* THE TASK
Tally the lines in the material below that contain the string "title" and reply with the number alone.

BEGIN

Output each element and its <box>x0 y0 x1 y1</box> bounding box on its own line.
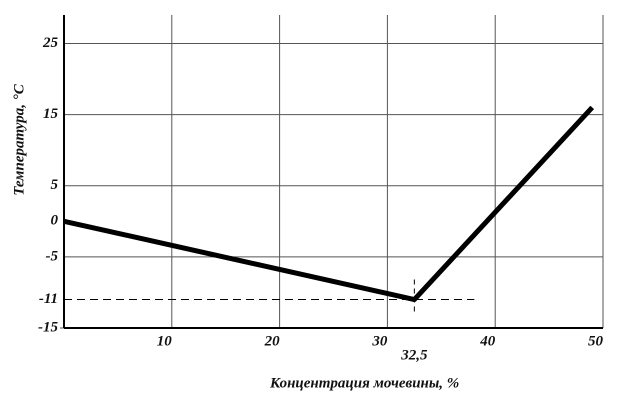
y-tick-label: 0 <box>51 213 59 229</box>
x-axis-title: Концентрация мочевины, % <box>269 375 459 391</box>
y-tick-label: -11 <box>39 291 58 307</box>
x-tick-label: 10 <box>157 333 173 349</box>
y-tick-label: 5 <box>51 177 59 193</box>
data-line <box>63 105 595 303</box>
x-tick-label: 50 <box>588 333 604 349</box>
x-tick-label: 32,5 <box>400 347 428 363</box>
x-tick-label: 40 <box>479 333 496 349</box>
y-tick-label: 15 <box>43 106 59 122</box>
y-tick-label: -5 <box>46 248 59 264</box>
y-tick-label: 25 <box>42 35 59 51</box>
x-tick-label: 30 <box>371 333 388 349</box>
y-tick-label: -15 <box>38 319 58 335</box>
y-axis-title: Температура, °C <box>11 83 27 195</box>
x-tick-label: 20 <box>264 333 281 349</box>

END

* WRITTEN ANSWER
2